▶ **DO THIS**
Without changing a character, return the entries, but not the images they hold.

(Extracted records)

=-=-=-=-=

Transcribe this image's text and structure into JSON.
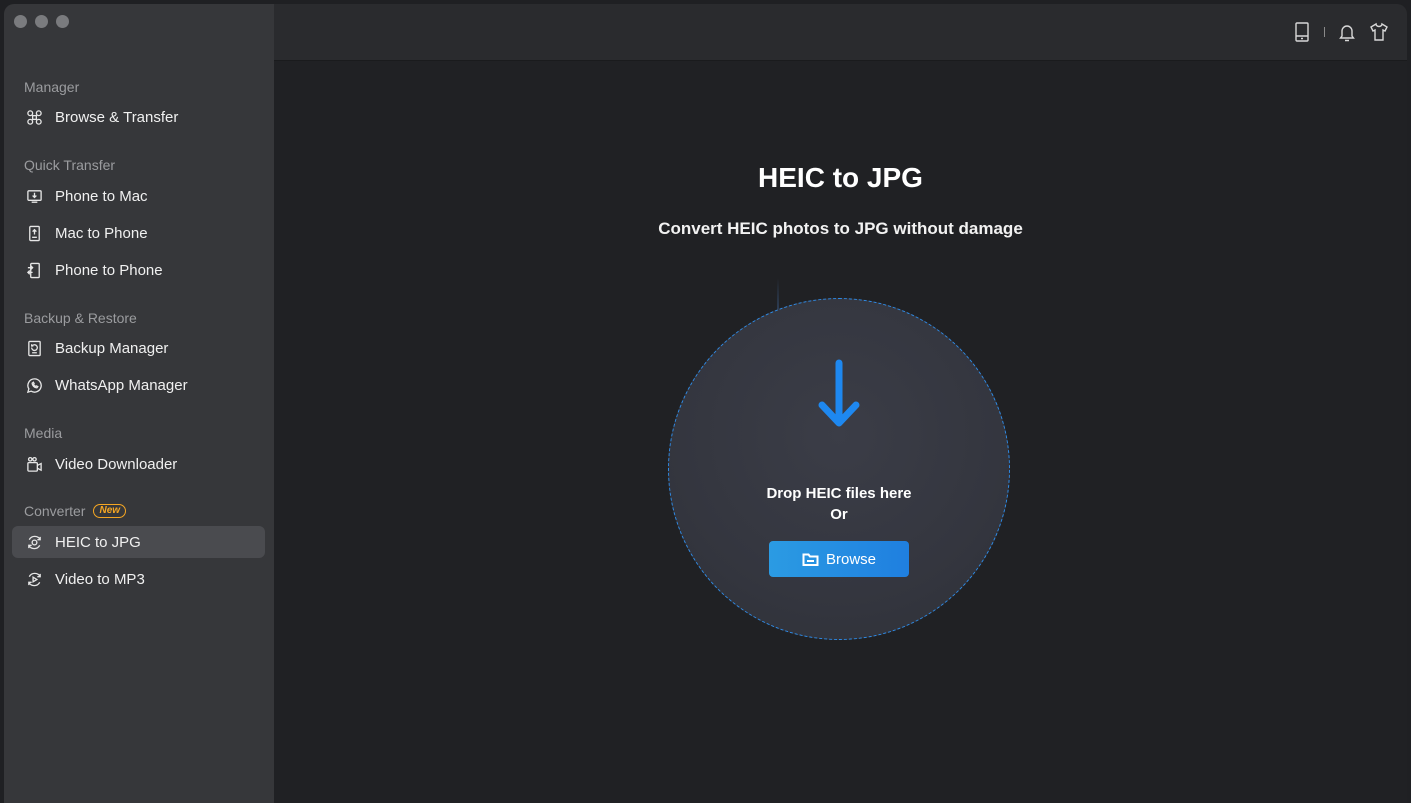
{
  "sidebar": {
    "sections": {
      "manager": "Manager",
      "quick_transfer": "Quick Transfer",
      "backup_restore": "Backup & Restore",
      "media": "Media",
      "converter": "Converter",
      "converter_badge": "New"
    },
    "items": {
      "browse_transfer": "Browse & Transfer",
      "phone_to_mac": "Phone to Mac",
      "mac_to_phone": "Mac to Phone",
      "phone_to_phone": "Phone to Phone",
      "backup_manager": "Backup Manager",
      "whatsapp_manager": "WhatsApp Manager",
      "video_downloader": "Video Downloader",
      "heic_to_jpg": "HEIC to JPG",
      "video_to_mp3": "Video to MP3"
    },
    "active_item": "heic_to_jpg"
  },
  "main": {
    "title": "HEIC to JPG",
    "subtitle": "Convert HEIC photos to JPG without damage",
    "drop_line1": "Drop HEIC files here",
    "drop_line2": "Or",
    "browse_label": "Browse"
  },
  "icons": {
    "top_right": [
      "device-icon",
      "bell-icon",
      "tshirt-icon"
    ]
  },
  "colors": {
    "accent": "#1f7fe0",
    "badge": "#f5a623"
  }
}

=-=-=-=-=

▶ **SOLUTION FOR THIS EXERCISE**
Transcribe this image's text and structure into JSON.
{
  "sidebar": {
    "sections": {
      "manager": "Manager",
      "quick_transfer": "Quick Transfer",
      "backup_restore": "Backup & Restore",
      "media": "Media",
      "converter": "Converter",
      "converter_badge": "New"
    },
    "items": {
      "browse_transfer": "Browse & Transfer",
      "phone_to_mac": "Phone to Mac",
      "mac_to_phone": "Mac to Phone",
      "phone_to_phone": "Phone to Phone",
      "backup_manager": "Backup Manager",
      "whatsapp_manager": "WhatsApp Manager",
      "video_downloader": "Video Downloader",
      "heic_to_jpg": "HEIC to JPG",
      "video_to_mp3": "Video to MP3"
    },
    "active_item": "heic_to_jpg"
  },
  "main": {
    "title": "HEIC to JPG",
    "subtitle": "Convert HEIC photos to JPG without damage",
    "drop_line1": "Drop HEIC files here",
    "drop_line2": "Or",
    "browse_label": "Browse"
  },
  "icons": {
    "top_right": [
      "device-icon",
      "bell-icon",
      "tshirt-icon"
    ]
  },
  "colors": {
    "accent": "#1f7fe0",
    "badge": "#f5a623"
  }
}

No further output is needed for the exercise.